Dataset entries:
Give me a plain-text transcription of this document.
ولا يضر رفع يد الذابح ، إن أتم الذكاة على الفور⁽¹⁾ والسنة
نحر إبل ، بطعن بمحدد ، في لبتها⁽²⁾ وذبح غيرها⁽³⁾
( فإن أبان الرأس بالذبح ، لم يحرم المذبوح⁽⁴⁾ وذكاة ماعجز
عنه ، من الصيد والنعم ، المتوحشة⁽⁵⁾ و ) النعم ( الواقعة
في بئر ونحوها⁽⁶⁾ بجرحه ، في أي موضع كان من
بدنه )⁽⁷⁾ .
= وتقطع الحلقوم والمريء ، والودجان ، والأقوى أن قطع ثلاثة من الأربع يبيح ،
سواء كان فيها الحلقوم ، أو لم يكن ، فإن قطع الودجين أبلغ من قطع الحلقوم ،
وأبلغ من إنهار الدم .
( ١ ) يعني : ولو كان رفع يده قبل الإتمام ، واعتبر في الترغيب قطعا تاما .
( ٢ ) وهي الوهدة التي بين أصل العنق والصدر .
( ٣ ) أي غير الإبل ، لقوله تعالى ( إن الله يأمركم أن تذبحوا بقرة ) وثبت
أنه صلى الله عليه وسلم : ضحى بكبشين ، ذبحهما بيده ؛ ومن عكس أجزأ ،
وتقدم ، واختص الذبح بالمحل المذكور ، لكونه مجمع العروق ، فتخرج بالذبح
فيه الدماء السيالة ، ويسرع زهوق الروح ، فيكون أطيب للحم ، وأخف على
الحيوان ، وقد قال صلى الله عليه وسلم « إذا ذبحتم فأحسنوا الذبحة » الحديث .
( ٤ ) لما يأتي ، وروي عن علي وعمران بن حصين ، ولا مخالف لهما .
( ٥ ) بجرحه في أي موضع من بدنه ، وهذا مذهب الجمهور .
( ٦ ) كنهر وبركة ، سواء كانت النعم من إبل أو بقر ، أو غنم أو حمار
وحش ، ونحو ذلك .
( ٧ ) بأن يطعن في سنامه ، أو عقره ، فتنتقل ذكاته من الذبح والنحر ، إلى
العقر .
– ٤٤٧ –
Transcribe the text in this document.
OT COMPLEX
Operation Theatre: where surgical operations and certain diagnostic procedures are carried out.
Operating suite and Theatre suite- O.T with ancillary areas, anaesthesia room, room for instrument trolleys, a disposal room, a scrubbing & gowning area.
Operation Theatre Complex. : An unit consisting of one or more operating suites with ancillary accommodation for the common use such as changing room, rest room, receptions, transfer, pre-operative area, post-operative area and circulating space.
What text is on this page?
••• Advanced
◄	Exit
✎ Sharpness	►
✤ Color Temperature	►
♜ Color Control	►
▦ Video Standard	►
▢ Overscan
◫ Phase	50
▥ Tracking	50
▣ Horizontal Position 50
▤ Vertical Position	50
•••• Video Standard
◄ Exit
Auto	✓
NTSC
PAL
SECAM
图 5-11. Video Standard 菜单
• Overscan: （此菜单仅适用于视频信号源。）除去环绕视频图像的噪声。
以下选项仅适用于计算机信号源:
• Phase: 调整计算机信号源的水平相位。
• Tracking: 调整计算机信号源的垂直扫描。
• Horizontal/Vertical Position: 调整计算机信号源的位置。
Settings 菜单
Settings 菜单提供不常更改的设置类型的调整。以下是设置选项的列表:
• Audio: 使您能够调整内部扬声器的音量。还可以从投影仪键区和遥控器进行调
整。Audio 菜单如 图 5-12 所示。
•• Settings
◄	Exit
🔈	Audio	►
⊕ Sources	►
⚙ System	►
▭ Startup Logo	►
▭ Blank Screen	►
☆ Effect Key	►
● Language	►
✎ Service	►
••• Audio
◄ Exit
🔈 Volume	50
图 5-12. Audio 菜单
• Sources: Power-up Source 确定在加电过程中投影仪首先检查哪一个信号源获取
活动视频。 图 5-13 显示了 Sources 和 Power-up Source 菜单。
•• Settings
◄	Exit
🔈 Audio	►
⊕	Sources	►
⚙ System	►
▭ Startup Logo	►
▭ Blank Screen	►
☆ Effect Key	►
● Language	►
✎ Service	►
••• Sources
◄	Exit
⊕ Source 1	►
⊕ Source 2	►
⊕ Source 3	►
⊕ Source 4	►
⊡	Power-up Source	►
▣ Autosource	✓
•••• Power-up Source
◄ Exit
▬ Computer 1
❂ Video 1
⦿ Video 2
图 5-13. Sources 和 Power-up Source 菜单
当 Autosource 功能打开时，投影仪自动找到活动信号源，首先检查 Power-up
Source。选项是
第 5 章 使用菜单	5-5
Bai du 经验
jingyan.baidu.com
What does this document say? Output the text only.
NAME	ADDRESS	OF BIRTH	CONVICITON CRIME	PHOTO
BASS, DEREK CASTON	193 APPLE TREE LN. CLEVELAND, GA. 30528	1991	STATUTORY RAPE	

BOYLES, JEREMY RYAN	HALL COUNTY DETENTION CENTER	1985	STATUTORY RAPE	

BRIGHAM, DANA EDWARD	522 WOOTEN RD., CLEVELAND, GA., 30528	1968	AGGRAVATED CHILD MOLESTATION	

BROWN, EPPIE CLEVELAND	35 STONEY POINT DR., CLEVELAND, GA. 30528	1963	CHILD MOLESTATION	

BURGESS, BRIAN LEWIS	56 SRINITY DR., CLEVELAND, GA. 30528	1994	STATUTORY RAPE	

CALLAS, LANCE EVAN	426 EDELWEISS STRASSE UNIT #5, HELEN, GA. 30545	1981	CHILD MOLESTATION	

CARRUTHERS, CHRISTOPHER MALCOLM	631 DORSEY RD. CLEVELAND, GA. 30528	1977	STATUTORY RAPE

▸ Exercise requirements
Produce an exact copy of the whole listing.

▸ Response to the exercise
Give me a plain-text transcription of this document.
ولا يضر رفع يد الذابح ، إن أتم الذكاة على الفور⁽¹⁾ والسنة
نحر إبل ، بطعن بمحدد ، في لبتها⁽²⁾ وذبح غيرها⁽³⁾
( فإن أبان الرأس بالذبح ، لم يحرم المذبوح⁽⁴⁾ وذكاة ماعجز
عنه ، من الصيد والنعم ، المتوحشة⁽⁵⁾ و ) النعم ( الواقعة
في بئر ونحوها⁽⁶⁾ بجرحه ، في أي موضع كان من
بدنه )⁽⁷⁾ .
= وتقطع الحلقوم والمريء ، والودجان ، والأقوى أن قطع ثلاثة من الأربع يبيح ،
سواء كان فيها الحلقوم ، أو لم يكن ، فإن قطع الودجين أبلغ من قطع الحلقوم ،
وأبلغ من إنهار الدم .
( ١ ) يعني : ولو كان رفع يده قبل الإتمام ، واعتبر في الترغيب قطعا تاما .
( ٢ ) وهي الوهدة التي بين أصل العنق والصدر .
( ٣ ) أي غير الإبل ، لقوله تعالى ( إن الله يأمركم أن تذبحوا بقرة ) وثبت
أنه صلى الله عليه وسلم : ضحى بكبشين ، ذبحهما بيده ؛ ومن عكس أجزأ ،
وتقدم ، واختص الذبح بالمحل المذكور ، لكونه مجمع العروق ، فتخرج بالذبح
فيه الدماء السيالة ، ويسرع زهوق الروح ، فيكون أطيب للحم ، وأخف على
الحيوان ، وقد قال صلى الله عليه وسلم « إذا ذبحتم فأحسنوا الذبحة » الحديث .
( ٤ ) لما يأتي ، وروي عن علي وعمران بن حصين ، ولا مخالف لهما .
( ٥ ) بجرحه في أي موضع من بدنه ، وهذا مذهب الجمهور .
( ٦ ) كنهر وبركة ، سواء كانت النعم من إبل أو بقر ، أو غنم أو حمار
وحش ، ونحو ذلك .
( ٧ ) بأن يطعن في سنامه ، أو عقره ، فتنتقل ذكاته من الذبح والنحر ، إلى
العقر .
– ٤٤٧ –
Transcribe the text in this document.
OT COMPLEX
Operation Theatre: where surgical operations and certain diagnostic procedures are carried out.
Operating suite and Theatre suite- O.T with ancillary areas, anaesthesia room, room for instrument trolleys, a disposal room, a scrubbing & gowning area.
Operation Theatre Complex. : An unit consisting of one or more operating suites with ancillary accommodation for the common use such as changing room, rest room, receptions, transfer, pre-operative area, post-operative area and circulating space.
What text is on this page?
••• Advanced
◄	Exit
✎ Sharpness	►
✤ Color Temperature	►
♜ Color Control	►
▦ Video Standard	►
▢ Overscan
◫ Phase	50
▥ Tracking	50
▣ Horizontal Position 50
▤ Vertical Position	50
•••• Video Standard
◄ Exit
Auto	✓
NTSC
PAL
SECAM
图 5-11. Video Standard 菜单
• Overscan: （此菜单仅适用于视频信号源。）除去环绕视频图像的噪声。
以下选项仅适用于计算机信号源:
• Phase: 调整计算机信号源的水平相位。
• Tracking: 调整计算机信号源的垂直扫描。
• Horizontal/Vertical Position: 调整计算机信号源的位置。
Settings 菜单
Settings 菜单提供不常更改的设置类型的调整。以下是设置选项的列表:
• Audio: 使您能够调整内部扬声器的音量。还可以从投影仪键区和遥控器进行调
整。Audio 菜单如 图 5-12 所示。
•• Settings
◄	Exit
🔈	Audio	►
⊕ Sources	►
⚙ System	►
▭ Startup Logo	►
▭ Blank Screen	►
☆ Effect Key	►
● Language	►
✎ Service	►
••• Audio
◄ Exit
🔈 Volume	50
图 5-12. Audio 菜单
• Sources: Power-up Source 确定在加电过程中投影仪首先检查哪一个信号源获取
活动视频。 图 5-13 显示了 Sources 和 Power-up Source 菜单。
•• Settings
◄	Exit
🔈 Audio	►
⊕	Sources	►
⚙ System	►
▭ Startup Logo	►
▭ Blank Screen	►
☆ Effect Key	►
● Language	►
✎ Service	►
••• Sources
◄	Exit
⊕ Source 1	►
⊕ Source 2	►
⊕ Source 3	►
⊕ Source 4	►
⊡	Power-up Source	►
▣ Autosource	✓
•••• Power-up Source
◄ Exit
▬ Computer 1
❂ Video 1
⦿ Video 2
图 5-13. Sources 和 Power-up Source 菜单
当 Autosource 功能打开时，投影仪自动找到活动信号源，首先检查 Power-up
Source。选项是
第 5 章 使用菜单	5-5
Bai du 经验
jingyan.baidu.com
What does this document say? Output the text only.
NAME	ADDRESS	OF BIRTH	CONVICITON CRIME	PHOTO
BASS, DEREK CASTON	193 APPLE TREE LN. CLEVELAND, GA. 30528	1991	STATUTORY RAPE	

BOYLES, JEREMY RYAN	HALL COUNTY DETENTION CENTER	1985	STATUTORY RAPE	

BRIGHAM, DANA EDWARD	522 WOOTEN RD., CLEVELAND, GA., 30528	1968	AGGRAVATED CHILD MOLESTATION	

BROWN, EPPIE CLEVELAND	35 STONEY POINT DR., CLEVELAND, GA. 30528	1963	CHILD MOLESTATION	

BURGESS, BRIAN LEWIS	56 SRINITY DR., CLEVELAND, GA. 30528	1994	STATUTORY RAPE	

CALLAS, LANCE EVAN	426 EDELWEISS STRASSE UNIT #5, HELEN, GA. 30545	1981	CHILD MOLESTATION	

CARRUTHERS, CHRISTOPHER MALCOLM	631 DORSEY RD. CLEVELAND, GA. 30528	1977	STATUTORY RAPE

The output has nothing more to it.